───── LISTING

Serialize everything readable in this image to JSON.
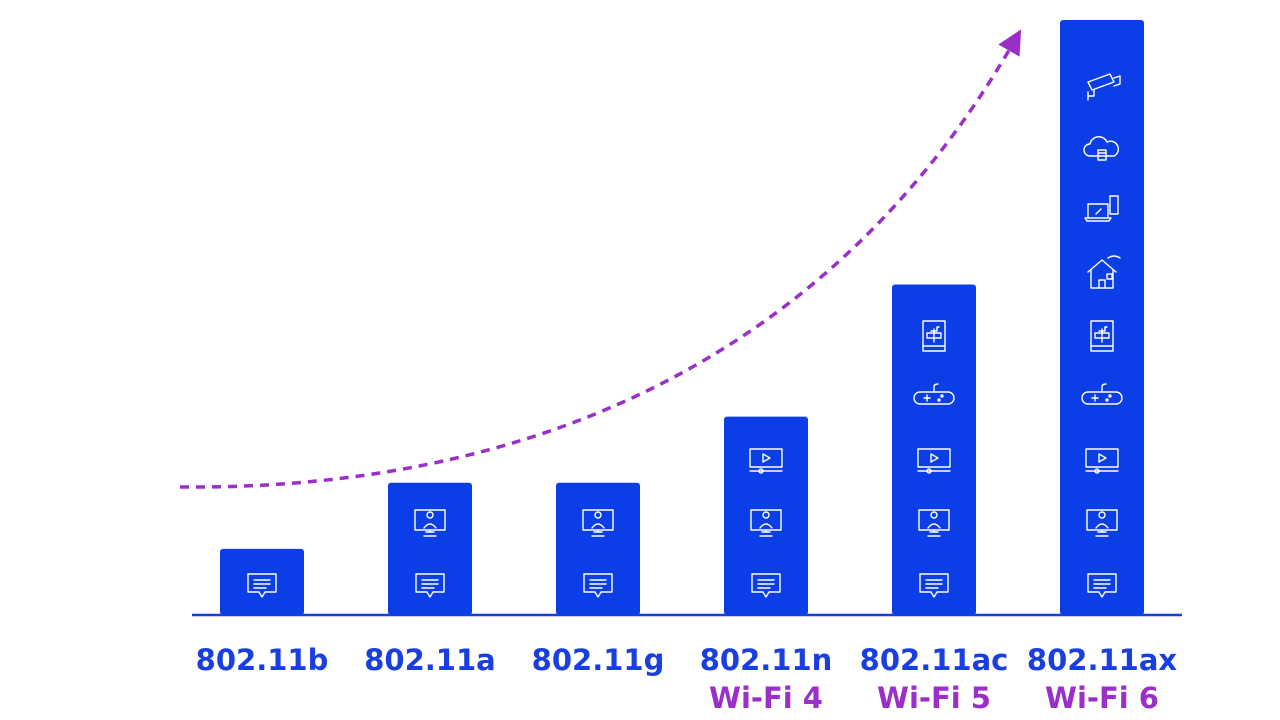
{
  "chart_data": {
    "type": "bar",
    "categories": [
      "802.11b",
      "802.11a",
      "802.11g",
      "802.11n",
      "802.11ac",
      "802.11ax"
    ],
    "generations": [
      null,
      null,
      null,
      "Wi-Fi 4",
      "Wi-Fi 5",
      "Wi-Fi 6"
    ],
    "values": [
      1,
      2,
      2,
      3,
      5,
      9
    ],
    "ylim": [
      0,
      9
    ],
    "color": "#0b3ee6",
    "label_color": "#1a3fe0",
    "generation_color": "#9a2fc9"
  }
}
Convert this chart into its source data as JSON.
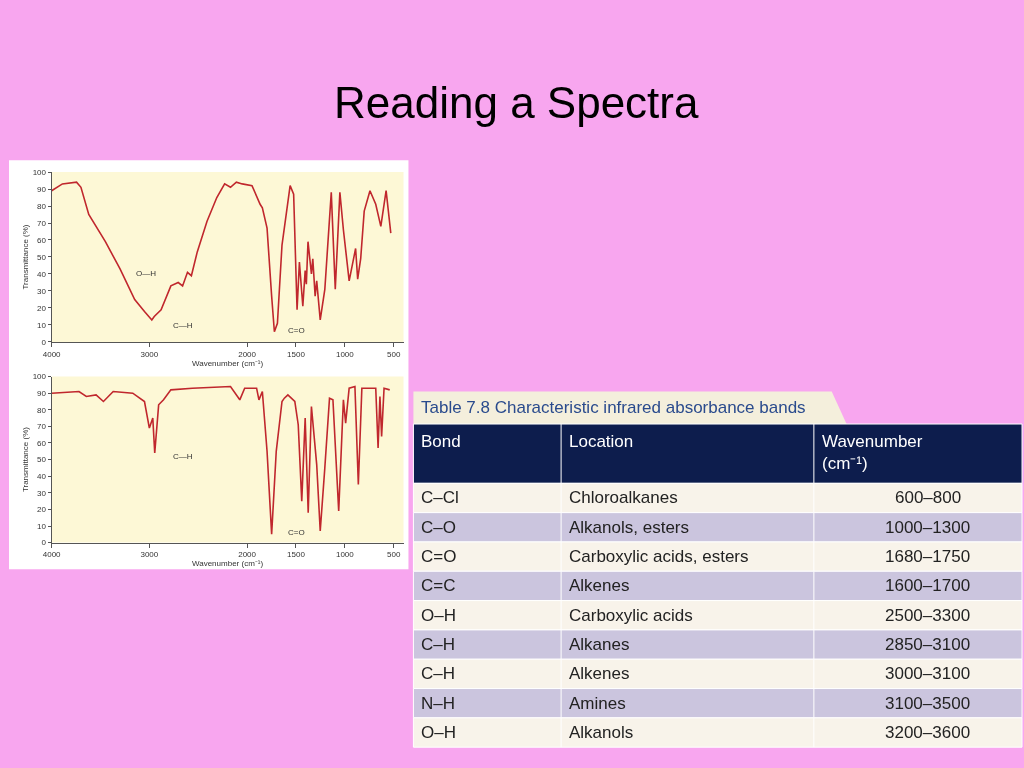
{
  "chart_data": [
    {
      "type": "line",
      "title": "Reading a Spectra",
      "xlabel": "Wavenumber (cm⁻¹)",
      "ylabel": "Transmittance (%)",
      "xlim": [
        4000,
        400
      ],
      "xticks": [
        4000,
        3000,
        2000,
        1500,
        1000,
        500
      ],
      "ylim": [
        0,
        100
      ],
      "yticks": [
        0,
        10,
        20,
        30,
        40,
        50,
        60,
        70,
        80,
        90,
        100
      ],
      "line_style": "solid",
      "series": [
        {
          "color": "#c0272d",
          "x": [
            4000,
            3890,
            3745,
            3700,
            3620,
            3450,
            3300,
            3150,
            3050,
            2975,
            2950,
            2880,
            2780,
            2705,
            2660,
            2610,
            2570,
            2510,
            2410,
            2310,
            2230,
            2170,
            2110,
            2050,
            1950,
            1867,
            1844,
            1796,
            1749,
            1721,
            1690,
            1643,
            1560,
            1524,
            1489,
            1465,
            1430,
            1406,
            1394,
            1377,
            1342,
            1328,
            1304,
            1288,
            1252,
            1205,
            1139,
            1098,
            1051,
            1015,
            956,
            890,
            869,
            838,
            802,
            743,
            684,
            632,
            578,
            530
          ],
          "values": [
            89,
            93,
            94,
            91,
            75,
            59,
            43,
            25,
            18,
            13,
            15,
            19,
            33,
            35,
            33,
            41,
            39,
            53,
            71,
            85,
            93,
            91,
            94,
            93,
            92,
            81,
            79,
            67,
            27,
            6,
            11,
            57,
            92,
            87,
            19,
            47,
            21,
            42,
            34,
            59,
            40,
            49,
            27,
            36,
            13,
            31,
            88,
            31,
            88,
            66,
            36,
            55,
            37,
            49,
            77,
            89,
            81,
            68,
            89,
            64
          ]
        }
      ],
      "annotations": [
        "O—H",
        "C—H",
        "C=O"
      ]
    },
    {
      "type": "line",
      "xlabel": "Wavenumber (cm⁻¹)",
      "ylabel": "Transmittance (%)",
      "xlim": [
        4000,
        400
      ],
      "xticks": [
        4000,
        3000,
        2000,
        1500,
        1000,
        500
      ],
      "ylim": [
        0,
        100
      ],
      "yticks": [
        0,
        10,
        20,
        30,
        40,
        50,
        60,
        70,
        80,
        90,
        100
      ],
      "line_style": "solid",
      "series": [
        {
          "color": "#c0272d",
          "x": [
            4000,
            3720,
            3645,
            3545,
            3470,
            3370,
            3170,
            3050,
            3000,
            2965,
            2945,
            2905,
            2855,
            2780,
            2560,
            2170,
            2075,
            2025,
            1903,
            1879,
            1844,
            1796,
            1749,
            1702,
            1643,
            1619,
            1583,
            1512,
            1477,
            1441,
            1406,
            1375,
            1342,
            1288,
            1252,
            1205,
            1157,
            1122,
            1063,
            1015,
            992,
            956,
            897,
            862,
            826,
            684,
            660,
            641,
            624,
            599,
            541
          ],
          "values": [
            90,
            91,
            88,
            89,
            85,
            91,
            90,
            85,
            69,
            75,
            54,
            83,
            86,
            92,
            93,
            94,
            86,
            93,
            93,
            86,
            91,
            55,
            5,
            55,
            85,
            87,
            89,
            85,
            71,
            25,
            75,
            18,
            82,
            47,
            7,
            45,
            87,
            86,
            19,
            86,
            72,
            93,
            94,
            35,
            93,
            93,
            57,
            88,
            64,
            93,
            92
          ]
        }
      ],
      "annotations": [
        "C—H",
        "C=O"
      ]
    },
    {
      "type": "other",
      "title": "Table 7.8 Characteristic infrared absorbance bands",
      "annotations": [
        "Bond",
        "Location",
        "Wavenumber\n(cm⁻¹)",
        "C–Cl",
        "Chloroalkanes",
        "600–800",
        "C–O",
        "Alkanols, esters",
        "1000–1300",
        "C=O",
        "Carboxylic acids, esters",
        "1680–1750",
        "C=C",
        "Alkenes",
        "1600–1700",
        "O–H",
        "Carboxylic acids",
        "2500–3300",
        "C–H",
        "Alkanes",
        "2850–3100",
        "C–H",
        "Alkenes",
        "3000–3100",
        "N–H",
        "Amines",
        "3100–3500",
        "O–H",
        "Alkanols",
        "3200–3600"
      ]
    }
  ]
}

──────────

INSTRUCTION
Take the listing and print it again exactly, but without any pictures.

EXERCISE RESULT
Serialize everything readable in this image to JSON.
{
  "chart_data": {
    "type": "bar",
    "categories": [
      "802.11b",
      "802.11a",
      "802.11g",
      "802.11n",
      "802.11ac",
      "802.11ax"
    ],
    "generations": [
      null,
      null,
      null,
      "Wi-Fi 4",
      "Wi-Fi 5",
      "Wi-Fi 6"
    ],
    "values": [
      1,
      2,
      2,
      3,
      5,
      9
    ],
    "ylim": [
      0,
      9
    ],
    "color": "#0b3ee6",
    "label_color": "#1a3fe0",
    "generation_color": "#9a2fc9"
  }
}
Convert this chart into its source data as JSON.
{
  "chart_data": [
    {
      "type": "line",
      "title": "Reading a Spectra",
      "xlabel": "Wavenumber (cm⁻¹)",
      "ylabel": "Transmittance (%)",
      "xlim": [
        4000,
        400
      ],
      "xticks": [
        4000,
        3000,
        2000,
        1500,
        1000,
        500
      ],
      "ylim": [
        0,
        100
      ],
      "yticks": [
        0,
        10,
        20,
        30,
        40,
        50,
        60,
        70,
        80,
        90,
        100
      ],
      "line_style": "solid",
      "series": [
        {
          "color": "#c0272d",
          "x": [
            4000,
            3890,
            3745,
            3700,
            3620,
            3450,
            3300,
            3150,
            3050,
            2975,
            2950,
            2880,
            2780,
            2705,
            2660,
            2610,
            2570,
            2510,
            2410,
            2310,
            2230,
            2170,
            2110,
            2050,
            1950,
            1867,
            1844,
            1796,
            1749,
            1721,
            1690,
            1643,
            1560,
            1524,
            1489,
            1465,
            1430,
            1406,
            1394,
            1377,
            1342,
            1328,
            1304,
            1288,
            1252,
            1205,
            1139,
            1098,
            1051,
            1015,
            956,
            890,
            869,
            838,
            802,
            743,
            684,
            632,
            578,
            530
          ],
          "values": [
            89,
            93,
            94,
            91,
            75,
            59,
            43,
            25,
            18,
            13,
            15,
            19,
            33,
            35,
            33,
            41,
            39,
            53,
            71,
            85,
            93,
            91,
            94,
            93,
            92,
            81,
            79,
            67,
            27,
            6,
            11,
            57,
            92,
            87,
            19,
            47,
            21,
            42,
            34,
            59,
            40,
            49,
            27,
            36,
            13,
            31,
            88,
            31,
            88,
            66,
            36,
            55,
            37,
            49,
            77,
            89,
            81,
            68,
            89,
            64
          ]
        }
      ],
      "annotations": [
        "O—H",
        "C—H",
        "C=O"
      ]
    },
    {
      "type": "line",
      "xlabel": "Wavenumber (cm⁻¹)",
      "ylabel": "Transmittance (%)",
      "xlim": [
        4000,
        400
      ],
      "xticks": [
        4000,
        3000,
        2000,
        1500,
        1000,
        500
      ],
      "ylim": [
        0,
        100
      ],
      "yticks": [
        0,
        10,
        20,
        30,
        40,
        50,
        60,
        70,
        80,
        90,
        100
      ],
      "line_style": "solid",
      "series": [
        {
          "color": "#c0272d",
          "x": [
            4000,
            3720,
            3645,
            3545,
            3470,
            3370,
            3170,
            3050,
            3000,
            2965,
            2945,
            2905,
            2855,
            2780,
            2560,
            2170,
            2075,
            2025,
            1903,
            1879,
            1844,
            1796,
            1749,
            1702,
            1643,
            1619,
            1583,
            1512,
            1477,
            1441,
            1406,
            1375,
            1342,
            1288,
            1252,
            1205,
            1157,
            1122,
            1063,
            1015,
            992,
            956,
            897,
            862,
            826,
            684,
            660,
            641,
            624,
            599,
            541
          ],
          "values": [
            90,
            91,
            88,
            89,
            85,
            91,
            90,
            85,
            69,
            75,
            54,
            83,
            86,
            92,
            93,
            94,
            86,
            93,
            93,
            86,
            91,
            55,
            5,
            55,
            85,
            87,
            89,
            85,
            71,
            25,
            75,
            18,
            82,
            47,
            7,
            45,
            87,
            86,
            19,
            86,
            72,
            93,
            94,
            35,
            93,
            93,
            57,
            88,
            64,
            93,
            92
          ]
        }
      ],
      "annotations": [
        "C—H",
        "C=O"
      ]
    },
    {
      "type": "other",
      "title": "Table 7.8 Characteristic infrared absorbance bands",
      "annotations": [
        "Bond",
        "Location",
        "Wavenumber\n(cm⁻¹)",
        "C–Cl",
        "Chloroalkanes",
        "600–800",
        "C–O",
        "Alkanols, esters",
        "1000–1300",
        "C=O",
        "Carboxylic acids, esters",
        "1680–1750",
        "C=C",
        "Alkenes",
        "1600–1700",
        "O–H",
        "Carboxylic acids",
        "2500–3300",
        "C–H",
        "Alkanes",
        "2850–3100",
        "C–H",
        "Alkenes",
        "3000–3100",
        "N–H",
        "Amines",
        "3100–3500",
        "O–H",
        "Alkanols",
        "3200–3600"
      ]
    }
  ]
}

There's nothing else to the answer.